Replace "warming-up system" with "warm-up system" in everything from "Patent image size: (1084, 1312)." down to "The downstream section 3c is at (617, 870).", and return only those lines with all else unchanged.

## Start Exercise inputs

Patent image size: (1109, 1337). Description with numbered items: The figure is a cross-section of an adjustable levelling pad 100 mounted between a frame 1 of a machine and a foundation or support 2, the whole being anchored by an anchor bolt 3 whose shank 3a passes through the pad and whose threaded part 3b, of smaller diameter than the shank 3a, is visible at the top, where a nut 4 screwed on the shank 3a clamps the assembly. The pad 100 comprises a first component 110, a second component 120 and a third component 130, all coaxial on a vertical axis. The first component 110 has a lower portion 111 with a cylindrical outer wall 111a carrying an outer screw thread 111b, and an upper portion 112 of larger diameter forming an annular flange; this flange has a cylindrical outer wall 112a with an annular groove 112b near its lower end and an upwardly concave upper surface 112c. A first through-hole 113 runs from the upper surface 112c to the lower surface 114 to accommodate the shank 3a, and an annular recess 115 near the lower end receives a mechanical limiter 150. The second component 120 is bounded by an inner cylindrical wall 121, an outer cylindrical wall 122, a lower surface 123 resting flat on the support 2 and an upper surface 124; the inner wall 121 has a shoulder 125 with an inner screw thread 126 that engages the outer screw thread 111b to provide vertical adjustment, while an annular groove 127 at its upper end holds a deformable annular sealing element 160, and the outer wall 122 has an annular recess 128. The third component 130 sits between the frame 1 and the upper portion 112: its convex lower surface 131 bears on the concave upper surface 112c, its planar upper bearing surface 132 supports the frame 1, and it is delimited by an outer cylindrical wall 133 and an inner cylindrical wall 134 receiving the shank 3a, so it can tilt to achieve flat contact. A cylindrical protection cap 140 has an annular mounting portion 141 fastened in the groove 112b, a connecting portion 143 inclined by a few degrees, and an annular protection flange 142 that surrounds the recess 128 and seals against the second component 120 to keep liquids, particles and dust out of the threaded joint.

## End Exercise inputs
## Start Exercise inputs

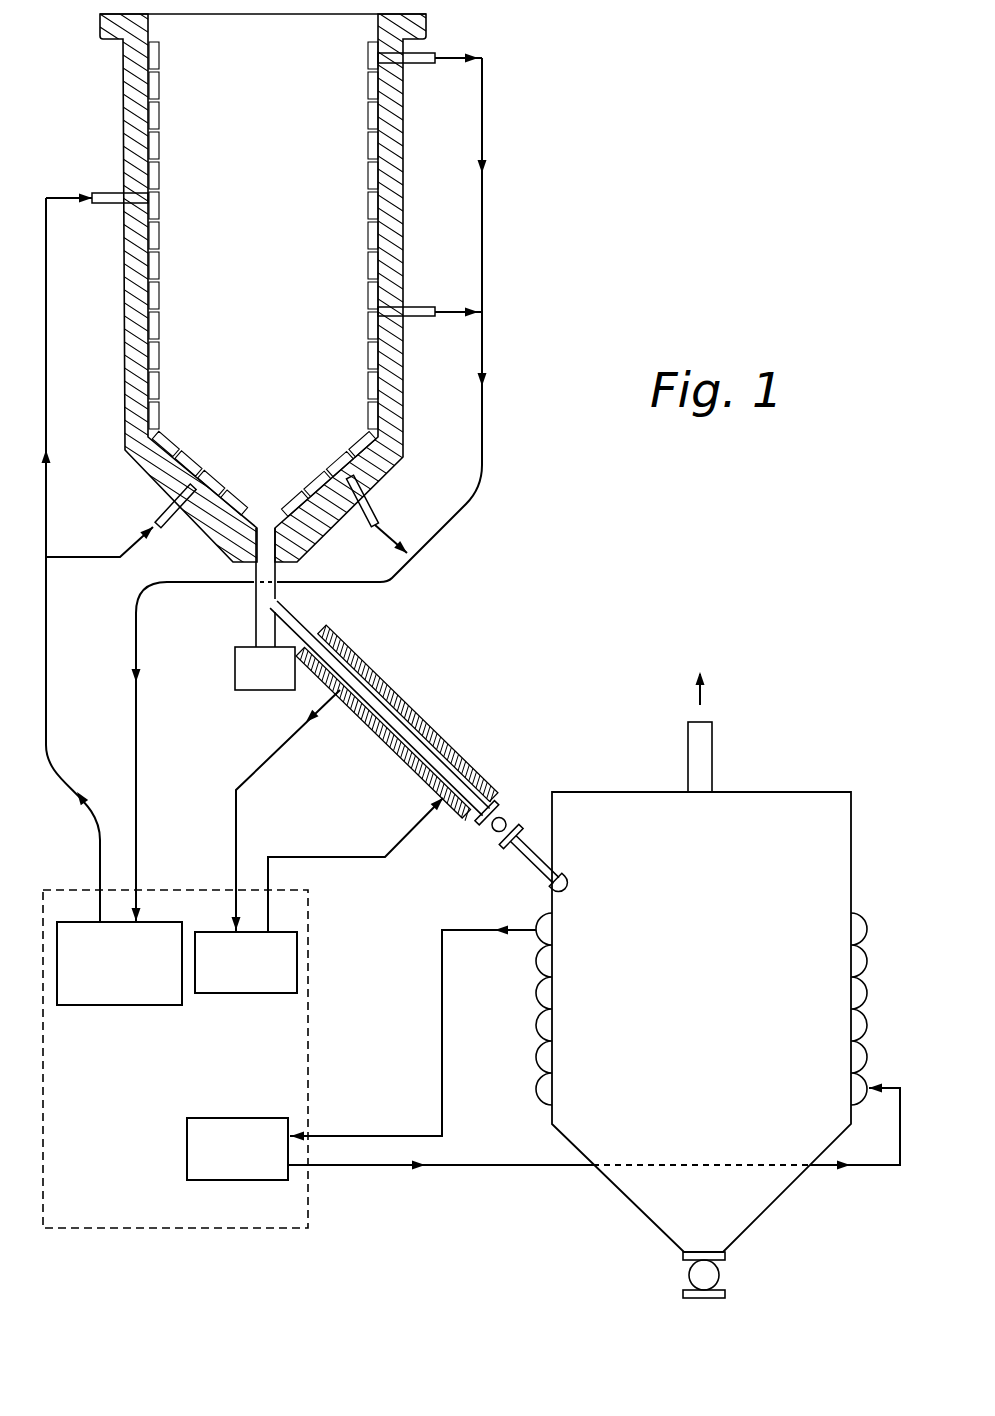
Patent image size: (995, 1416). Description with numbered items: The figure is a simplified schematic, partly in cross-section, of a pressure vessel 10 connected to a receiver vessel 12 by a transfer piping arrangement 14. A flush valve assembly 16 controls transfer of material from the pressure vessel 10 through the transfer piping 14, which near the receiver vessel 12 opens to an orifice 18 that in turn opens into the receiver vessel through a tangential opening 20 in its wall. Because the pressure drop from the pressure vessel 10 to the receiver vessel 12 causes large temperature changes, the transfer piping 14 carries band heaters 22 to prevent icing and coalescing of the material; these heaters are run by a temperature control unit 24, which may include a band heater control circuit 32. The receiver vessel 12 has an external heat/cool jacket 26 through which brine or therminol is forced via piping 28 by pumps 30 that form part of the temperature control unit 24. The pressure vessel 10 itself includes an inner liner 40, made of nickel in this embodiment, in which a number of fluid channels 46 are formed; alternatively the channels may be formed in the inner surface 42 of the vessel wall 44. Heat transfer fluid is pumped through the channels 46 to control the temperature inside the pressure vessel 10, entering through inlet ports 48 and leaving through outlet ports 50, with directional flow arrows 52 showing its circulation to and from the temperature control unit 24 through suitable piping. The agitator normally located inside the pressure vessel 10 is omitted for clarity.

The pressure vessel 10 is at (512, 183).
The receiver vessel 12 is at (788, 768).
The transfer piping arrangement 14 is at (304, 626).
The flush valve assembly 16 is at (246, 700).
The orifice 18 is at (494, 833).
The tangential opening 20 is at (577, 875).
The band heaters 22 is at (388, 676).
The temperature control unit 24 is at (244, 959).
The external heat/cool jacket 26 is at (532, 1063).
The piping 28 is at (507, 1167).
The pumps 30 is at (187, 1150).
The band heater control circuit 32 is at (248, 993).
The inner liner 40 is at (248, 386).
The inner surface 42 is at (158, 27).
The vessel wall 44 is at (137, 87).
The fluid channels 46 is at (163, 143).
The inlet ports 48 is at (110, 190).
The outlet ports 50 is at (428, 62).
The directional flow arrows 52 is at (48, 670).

## End Exercise inputs
## Start Exercise inputs

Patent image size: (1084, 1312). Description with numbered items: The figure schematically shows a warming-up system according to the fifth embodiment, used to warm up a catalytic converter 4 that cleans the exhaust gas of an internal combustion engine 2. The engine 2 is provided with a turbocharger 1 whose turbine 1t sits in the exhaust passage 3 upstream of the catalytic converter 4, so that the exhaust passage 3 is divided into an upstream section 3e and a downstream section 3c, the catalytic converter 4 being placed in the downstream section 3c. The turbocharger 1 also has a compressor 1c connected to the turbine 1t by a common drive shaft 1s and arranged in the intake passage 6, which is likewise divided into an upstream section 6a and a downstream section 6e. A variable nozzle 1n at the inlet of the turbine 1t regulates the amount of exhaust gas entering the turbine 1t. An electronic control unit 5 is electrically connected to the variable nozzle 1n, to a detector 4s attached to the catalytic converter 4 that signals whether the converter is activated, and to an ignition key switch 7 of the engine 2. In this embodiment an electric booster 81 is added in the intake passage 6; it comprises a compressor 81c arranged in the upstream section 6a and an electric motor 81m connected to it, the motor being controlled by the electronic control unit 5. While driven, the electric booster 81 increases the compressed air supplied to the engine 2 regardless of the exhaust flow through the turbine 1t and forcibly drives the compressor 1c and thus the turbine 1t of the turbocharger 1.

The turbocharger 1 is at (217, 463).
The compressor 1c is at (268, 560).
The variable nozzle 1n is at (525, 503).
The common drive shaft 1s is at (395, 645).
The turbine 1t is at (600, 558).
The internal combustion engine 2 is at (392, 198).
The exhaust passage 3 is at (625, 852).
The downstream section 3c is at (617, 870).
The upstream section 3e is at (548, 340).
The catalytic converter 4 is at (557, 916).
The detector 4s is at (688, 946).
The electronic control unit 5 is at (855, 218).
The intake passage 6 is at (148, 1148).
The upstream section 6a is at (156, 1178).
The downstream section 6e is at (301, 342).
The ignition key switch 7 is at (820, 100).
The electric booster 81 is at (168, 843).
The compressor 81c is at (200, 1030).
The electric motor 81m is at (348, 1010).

## End Exercise inputs

Solution below =
Patent image size: (1084, 1312). Description with numbered items: The figure schematically shows a warm-up system according to the fifth embodiment, used to warm up a catalytic converter 4 that cleans the exhaust gas of an internal combustion engine 2. The engine 2 is provided with a turbocharger 1 whose turbine 1t sits in the exhaust passage 3 upstream of the catalytic converter 4, so that the exhaust passage 3 is divided into an upstream section 3e and a downstream section 3c, the catalytic converter 4 being placed in the downstream section 3c. The turbocharger 1 also has a compressor 1c connected to the turbine 1t by a common drive shaft 1s and arranged in the intake passage 6, which is likewise divided into an upstream section 6a and a downstream section 6e. A variable nozzle 1n at the inlet of the turbine 1t regulates the amount of exhaust gas entering the turbine 1t. An electronic control unit 5 is electrically connected to the variable nozzle 1n, to a detector 4s attached to the catalytic converter 4 that signals whether the converter is activated, and to an ignition key switch 7 of the engine 2. In this embodiment an electric booster 81 is added in the intake passage 6; it comprises a compressor 81c arranged in the upstream section 6a and an electric motor 81m connected to it, the motor being controlled by the electronic control unit 5. While driven, the electric booster 81 increases the compressed air supplied to the engine 2 regardless of the exhaust flow through the turbine 1t and forcibly drives the compressor 1c and thus the turbine 1t of the turbocharger 1.

The turbocharger 1 is at (217, 463).
The compressor 1c is at (268, 560).
The variable nozzle 1n is at (525, 503).
The common drive shaft 1s is at (395, 645).
The turbine 1t is at (600, 558).
The internal combustion engine 2 is at (392, 198).
The exhaust passage 3 is at (625, 852).
The downstream section 3c is at (617, 870).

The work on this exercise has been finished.